- _PROVIDED ENTRIES_
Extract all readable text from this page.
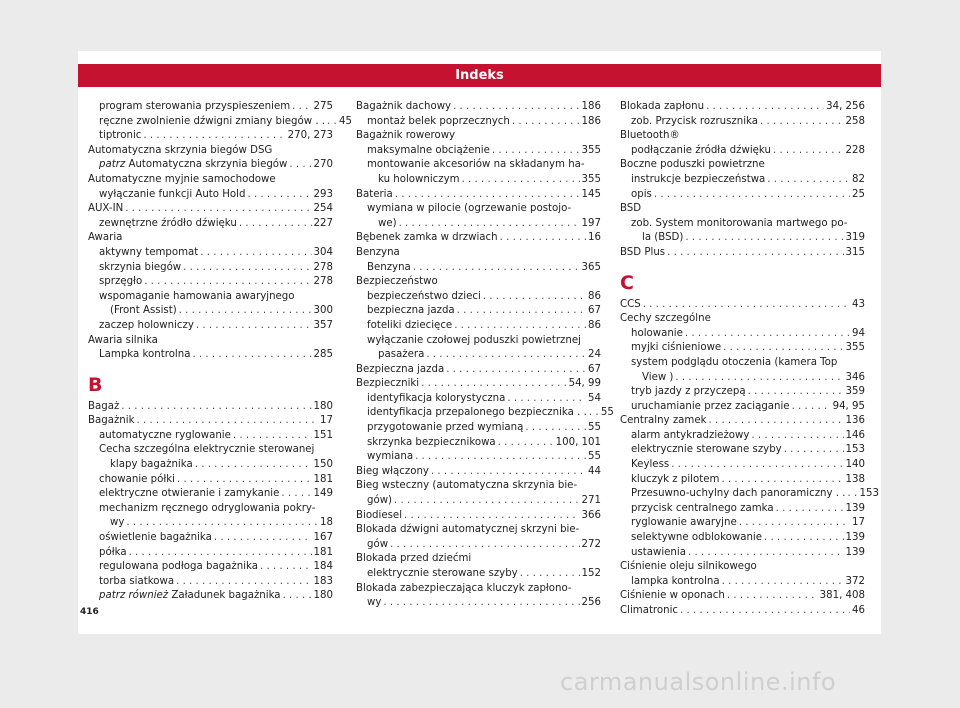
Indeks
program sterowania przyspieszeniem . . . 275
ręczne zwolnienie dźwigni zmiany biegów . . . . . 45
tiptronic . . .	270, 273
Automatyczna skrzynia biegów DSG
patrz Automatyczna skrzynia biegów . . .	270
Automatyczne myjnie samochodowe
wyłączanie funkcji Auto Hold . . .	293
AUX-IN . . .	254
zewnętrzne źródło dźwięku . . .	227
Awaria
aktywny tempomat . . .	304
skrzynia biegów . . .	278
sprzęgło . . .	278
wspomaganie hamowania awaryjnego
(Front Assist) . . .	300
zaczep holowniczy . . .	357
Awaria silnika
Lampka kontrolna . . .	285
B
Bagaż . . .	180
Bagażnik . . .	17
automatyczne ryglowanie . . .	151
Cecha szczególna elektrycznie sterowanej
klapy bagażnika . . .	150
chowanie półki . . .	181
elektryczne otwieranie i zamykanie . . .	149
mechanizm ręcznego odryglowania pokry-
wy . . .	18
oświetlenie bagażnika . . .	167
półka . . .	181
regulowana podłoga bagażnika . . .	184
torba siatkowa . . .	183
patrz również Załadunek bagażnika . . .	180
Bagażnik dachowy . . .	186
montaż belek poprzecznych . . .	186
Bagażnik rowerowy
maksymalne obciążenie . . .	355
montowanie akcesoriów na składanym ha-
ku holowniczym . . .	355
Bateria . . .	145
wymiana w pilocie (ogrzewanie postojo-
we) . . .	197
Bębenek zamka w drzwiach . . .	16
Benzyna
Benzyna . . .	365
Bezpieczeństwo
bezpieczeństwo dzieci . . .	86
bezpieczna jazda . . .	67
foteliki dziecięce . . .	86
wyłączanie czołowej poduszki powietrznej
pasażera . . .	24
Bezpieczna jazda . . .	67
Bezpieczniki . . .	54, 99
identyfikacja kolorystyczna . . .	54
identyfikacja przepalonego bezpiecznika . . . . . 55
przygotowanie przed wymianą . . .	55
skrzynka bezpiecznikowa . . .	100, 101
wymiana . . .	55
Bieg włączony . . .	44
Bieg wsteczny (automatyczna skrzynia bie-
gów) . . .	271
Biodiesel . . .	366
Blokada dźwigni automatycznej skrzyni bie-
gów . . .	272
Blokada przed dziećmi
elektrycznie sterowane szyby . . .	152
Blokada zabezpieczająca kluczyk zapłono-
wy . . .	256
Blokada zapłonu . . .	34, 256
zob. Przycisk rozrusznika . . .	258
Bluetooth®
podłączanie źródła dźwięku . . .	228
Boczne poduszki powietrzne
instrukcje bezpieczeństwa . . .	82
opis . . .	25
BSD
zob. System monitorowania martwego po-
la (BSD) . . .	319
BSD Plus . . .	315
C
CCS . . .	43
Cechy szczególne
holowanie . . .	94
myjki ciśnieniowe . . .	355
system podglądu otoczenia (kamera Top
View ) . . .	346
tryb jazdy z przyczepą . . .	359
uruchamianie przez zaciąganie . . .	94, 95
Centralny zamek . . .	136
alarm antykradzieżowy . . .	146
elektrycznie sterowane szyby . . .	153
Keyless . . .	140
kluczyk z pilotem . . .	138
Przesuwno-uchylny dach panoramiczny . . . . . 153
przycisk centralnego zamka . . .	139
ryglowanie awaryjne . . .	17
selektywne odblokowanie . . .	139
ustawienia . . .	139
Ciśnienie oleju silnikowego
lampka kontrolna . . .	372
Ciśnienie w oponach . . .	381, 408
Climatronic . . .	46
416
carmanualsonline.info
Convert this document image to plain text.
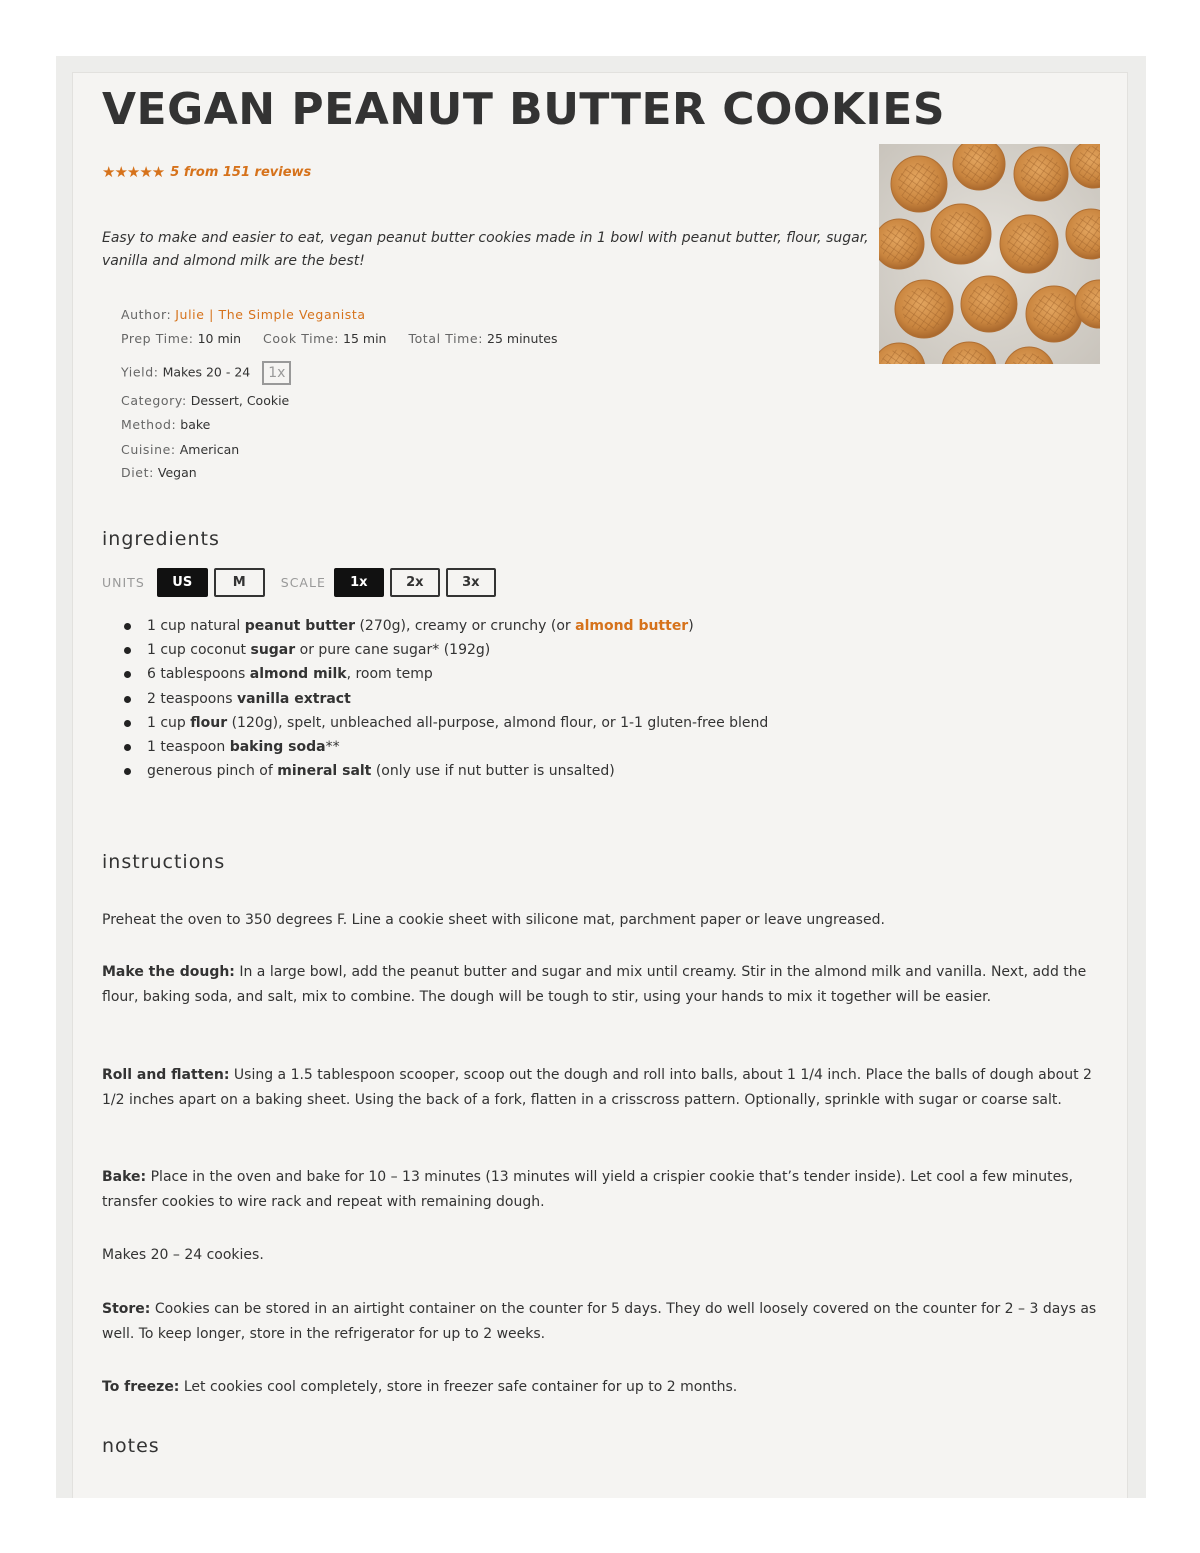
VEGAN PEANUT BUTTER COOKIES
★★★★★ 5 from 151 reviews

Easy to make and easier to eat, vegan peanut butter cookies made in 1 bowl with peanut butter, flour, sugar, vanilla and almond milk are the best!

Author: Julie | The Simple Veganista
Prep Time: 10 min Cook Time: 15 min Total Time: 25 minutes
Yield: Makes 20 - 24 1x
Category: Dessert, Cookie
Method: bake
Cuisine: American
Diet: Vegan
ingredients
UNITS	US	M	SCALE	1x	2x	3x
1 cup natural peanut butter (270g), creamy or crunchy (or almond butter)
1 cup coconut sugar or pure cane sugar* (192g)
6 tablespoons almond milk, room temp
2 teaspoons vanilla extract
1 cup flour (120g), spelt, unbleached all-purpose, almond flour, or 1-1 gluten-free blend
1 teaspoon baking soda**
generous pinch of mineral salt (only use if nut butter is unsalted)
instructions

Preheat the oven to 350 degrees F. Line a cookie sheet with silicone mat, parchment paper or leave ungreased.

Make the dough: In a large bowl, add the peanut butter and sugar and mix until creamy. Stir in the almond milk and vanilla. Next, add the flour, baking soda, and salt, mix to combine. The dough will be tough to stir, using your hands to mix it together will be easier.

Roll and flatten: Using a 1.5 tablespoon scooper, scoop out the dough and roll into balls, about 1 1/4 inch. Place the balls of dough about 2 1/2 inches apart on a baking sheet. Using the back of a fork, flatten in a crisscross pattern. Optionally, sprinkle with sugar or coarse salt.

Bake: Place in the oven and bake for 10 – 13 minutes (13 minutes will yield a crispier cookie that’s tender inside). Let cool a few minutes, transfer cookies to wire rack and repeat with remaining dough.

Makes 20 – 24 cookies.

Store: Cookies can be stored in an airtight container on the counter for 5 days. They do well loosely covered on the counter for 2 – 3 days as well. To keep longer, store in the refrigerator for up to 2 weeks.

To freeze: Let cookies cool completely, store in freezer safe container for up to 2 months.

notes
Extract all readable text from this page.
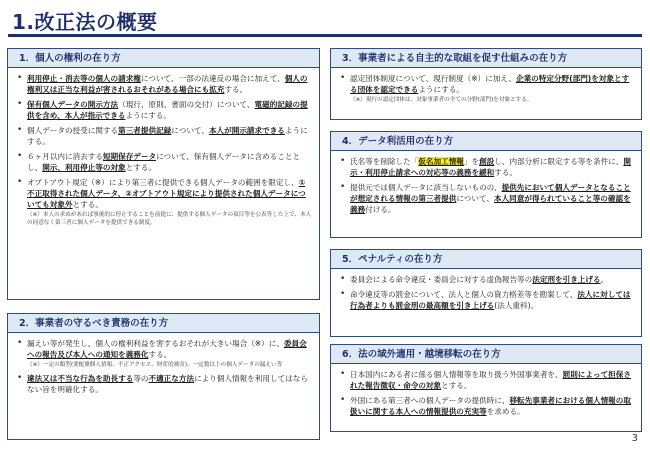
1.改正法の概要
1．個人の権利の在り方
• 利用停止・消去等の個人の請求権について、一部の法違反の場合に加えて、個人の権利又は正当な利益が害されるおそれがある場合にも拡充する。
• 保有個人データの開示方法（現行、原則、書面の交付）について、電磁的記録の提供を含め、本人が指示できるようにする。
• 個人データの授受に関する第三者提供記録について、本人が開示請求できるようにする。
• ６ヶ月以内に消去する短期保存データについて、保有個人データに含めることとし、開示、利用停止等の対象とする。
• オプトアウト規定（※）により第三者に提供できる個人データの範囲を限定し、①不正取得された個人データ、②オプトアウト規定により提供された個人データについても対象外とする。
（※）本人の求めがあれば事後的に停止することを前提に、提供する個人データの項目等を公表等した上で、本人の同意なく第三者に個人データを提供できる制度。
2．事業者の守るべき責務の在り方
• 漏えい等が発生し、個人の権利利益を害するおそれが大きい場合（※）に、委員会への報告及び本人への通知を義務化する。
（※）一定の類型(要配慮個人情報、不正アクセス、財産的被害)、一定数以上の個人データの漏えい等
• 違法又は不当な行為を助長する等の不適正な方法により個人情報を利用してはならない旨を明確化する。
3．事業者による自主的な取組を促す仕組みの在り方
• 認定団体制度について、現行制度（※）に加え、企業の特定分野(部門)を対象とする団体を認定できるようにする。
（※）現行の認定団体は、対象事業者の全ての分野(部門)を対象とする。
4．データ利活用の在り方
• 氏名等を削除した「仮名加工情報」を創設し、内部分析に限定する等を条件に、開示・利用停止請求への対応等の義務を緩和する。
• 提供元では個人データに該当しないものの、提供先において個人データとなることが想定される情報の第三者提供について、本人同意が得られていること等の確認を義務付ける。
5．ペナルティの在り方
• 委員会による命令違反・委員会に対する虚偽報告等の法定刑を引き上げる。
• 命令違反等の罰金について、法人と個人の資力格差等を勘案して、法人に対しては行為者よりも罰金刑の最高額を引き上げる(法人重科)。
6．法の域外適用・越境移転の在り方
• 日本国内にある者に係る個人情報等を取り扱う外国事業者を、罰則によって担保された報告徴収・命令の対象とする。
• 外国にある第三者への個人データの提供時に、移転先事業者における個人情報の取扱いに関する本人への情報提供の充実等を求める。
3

- _REQUEST_
Reply with the number of lines in the material above that contain "sheet", and nothing more.

- _THE ANSWER_
2